Reproduce the material lines from the line containing "caption: healthy joint [105,510,162,540]" through the line containing "knee 3: destruction", both included.

[Lines of data]
====================
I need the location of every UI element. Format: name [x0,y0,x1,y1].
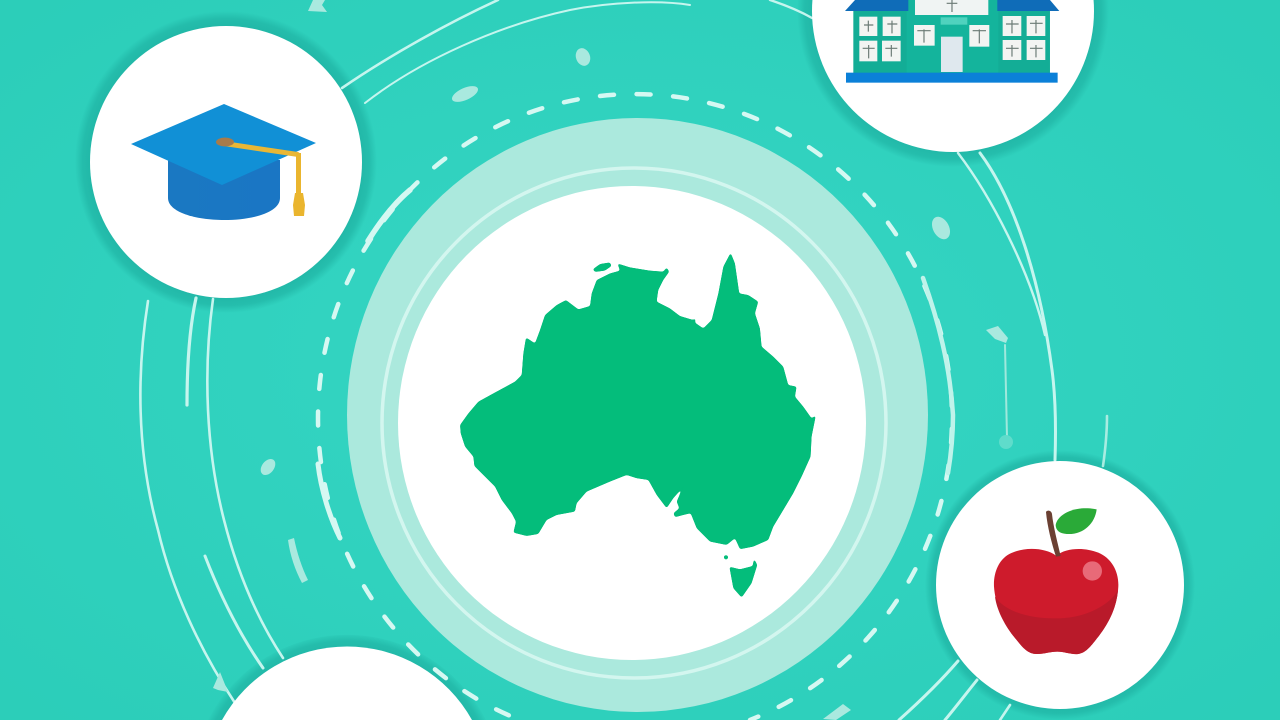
circle: graduation cap [90,26,362,298]
orbit lines [140,0,1107,720]
dashed orbit [318,94,953,720]
map: Tasmania [729,558,757,598]
circle: bottom [222,646,472,720]
icon: school building [845,0,1059,83]
map of Australia [460,253,816,598]
icon: graduation cap [131,104,316,220]
floating marks [213,0,1013,720]
icon: apple [994,508,1118,654]
central ring [347,118,928,712]
circle: school [812,0,1094,152]
circle: apple [936,461,1184,709]
central white disc [398,186,866,660]
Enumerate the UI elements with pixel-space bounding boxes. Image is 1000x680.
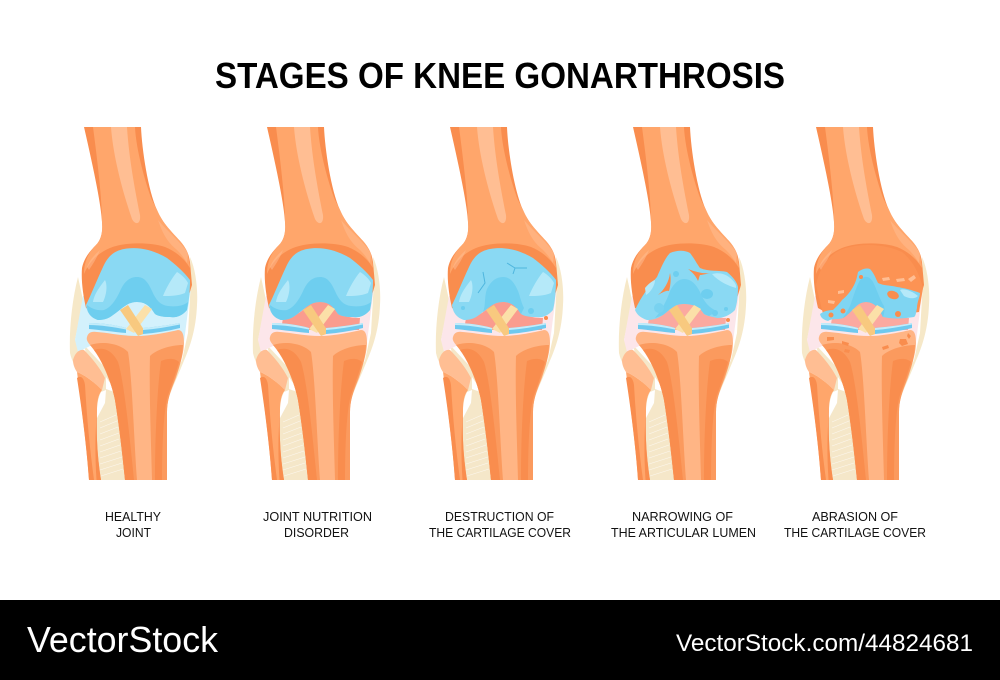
caption: healthy joint [105,510,162,540]
caption: destruction of the cartilage cover [429,510,571,540]
footer image id: VectorStock.com/44824681 [676,630,973,657]
knee 4: narrowing of the articular lumen [619,127,746,480]
knee 3: destruction of the cartilage cover [436,127,563,480]
caption: joint nutrition disorder: DISORDER [284,526,349,540]
knee 2: joint nutrition disorder [253,127,380,480]
red tissue [647,300,726,330]
inflamed synovium [807,287,923,352]
synovial fluid [75,287,191,352]
cracks [478,263,527,293]
cracks [658,269,710,295]
caption: abrasion of the cartilage cover: THE CARTILAGE COVER [784,526,926,540]
worn cartilage [820,268,920,321]
caption: healthy joint: HEALTHY [105,510,162,524]
footer bar [0,600,1000,680]
caption: joint nutrition disorder: JOINT NUTRITION [263,510,372,524]
tibial lesions [827,333,911,353]
captions [105,510,926,540]
exposed bone [816,245,923,318]
caption: narrowing of the articular lumen: THE ARTICULAR LUMEN [611,526,756,540]
cracked cartilage [452,248,556,320]
caption: abrasion of the cartilage cover: ABRASION OF [812,510,898,524]
red tissue [281,300,360,330]
footer logo text: VectorStock [27,619,219,660]
caption: destruction of the cartilage cover: THE CARTILAGE COVER [429,526,571,540]
red tissue [830,300,909,330]
caption: narrowing of the articular lumen [611,510,756,540]
healthy cartilage [86,248,190,320]
caption: abrasion of the cartilage cover [784,510,926,540]
thinning cartilage [269,248,373,320]
inflamed synovium [441,287,557,352]
caption: narrowing of the articular lumen: NARROWING OF [632,510,733,524]
red tissue [464,300,543,330]
title: STAGES OF KNEE GONARTHROSIS [215,55,785,96]
caption: joint nutrition disorder [263,510,372,540]
eroded cartilage [635,251,738,322]
inflamed synovium [258,287,374,352]
caption: healthy joint: JOINT [116,526,151,540]
knee 5: abrasion of the cartilage cover [802,127,929,480]
inflamed synovium [624,287,740,352]
knee 1: healthy joint [70,127,197,480]
bone lesions [886,289,900,301]
caption: destruction of the cartilage cover: DESTRUCTION OF [445,510,554,524]
bone fragments [828,275,916,304]
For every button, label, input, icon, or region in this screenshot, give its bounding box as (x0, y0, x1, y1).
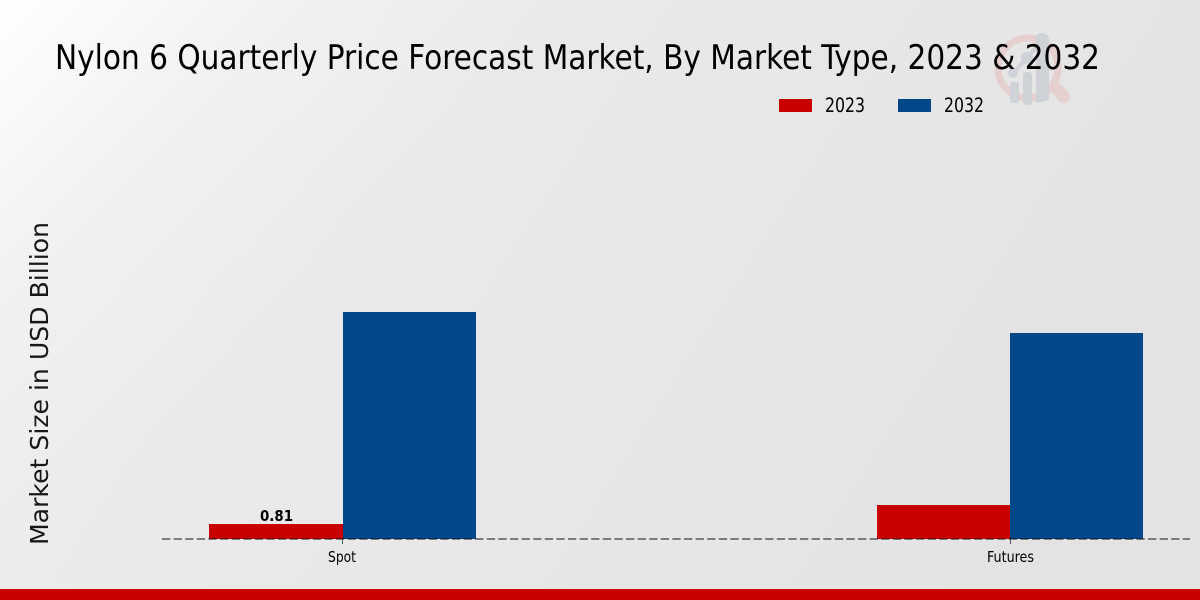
bar chart (162, 312, 1190, 566)
legend item: 2023 (779, 94, 865, 117)
x label: Spot: Spot (328, 548, 356, 566)
legend item: 2032 (898, 94, 984, 117)
legend item: 2032: 2032 (944, 94, 984, 117)
group: Spot (209, 312, 476, 539)
legend item: 2023: 2023 (825, 94, 865, 117)
icon: watermark logo (998, 33, 1064, 105)
footer bar (0, 589, 1200, 600)
value label: 0.81 (260, 507, 293, 525)
y axis title: Market Size in USD Billion (25, 222, 54, 545)
group: Futures (877, 333, 1143, 539)
title: Nylon 6 Quarterly Price Forecast Market, By Market Type, 2023 & 2032 (55, 38, 1100, 78)
legend (779, 94, 984, 117)
x label: Futures: Futures (987, 548, 1034, 566)
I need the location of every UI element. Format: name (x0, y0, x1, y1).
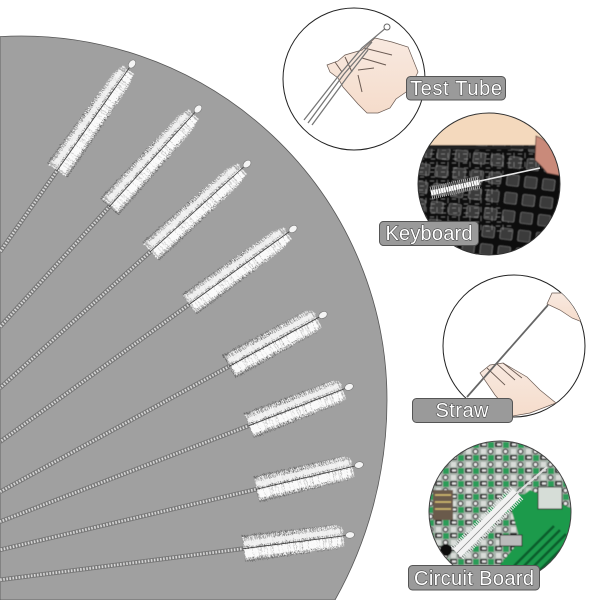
icon: brush in keyboard (431, 168, 540, 193)
icon: fingers (535, 136, 562, 176)
panel: test tube photo circle (283, 8, 425, 150)
icon: upper hand (547, 293, 582, 322)
icon: straw brush wire (467, 305, 548, 397)
label: Circuit Board: Circuit Board (414, 568, 534, 590)
brush 5 (0, 308, 329, 496)
brush 3 (0, 157, 253, 391)
label: Straw: Straw (436, 400, 489, 422)
brush 2 (0, 102, 204, 330)
panel: straw photo circle (443, 275, 585, 417)
label: Straw (412, 398, 512, 422)
brush 6 (0, 381, 355, 526)
panel: keyboard photo circle (418, 112, 560, 256)
panel: grey semicircle background (0, 36, 387, 600)
label: Test Tube: Test Tube (410, 78, 502, 100)
brush 4 (0, 222, 299, 445)
brush 7 (0, 459, 365, 555)
icon: lower hand (480, 363, 556, 416)
panel: circuit board photo circle (428, 440, 572, 572)
brush 8 (0, 529, 355, 585)
icon: brush on circuit board (457, 467, 547, 553)
brush 1 (0, 57, 138, 254)
label: Keyboard: Keyboard (386, 223, 472, 245)
icon: hand holding brush (304, 24, 418, 125)
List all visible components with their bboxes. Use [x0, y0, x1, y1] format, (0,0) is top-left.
====================
## TASK OUTPUT
caption: healthy joint [105,510,162,540]
caption: destruction of the cartilage cover [429,510,571,540]
footer image id: VectorStock.com/44824681 [676,630,973,657]
knee 4: narrowing of the articular lumen [619,127,746,480]
knee 3: destruction of the cartilage cover [436,127,563,480]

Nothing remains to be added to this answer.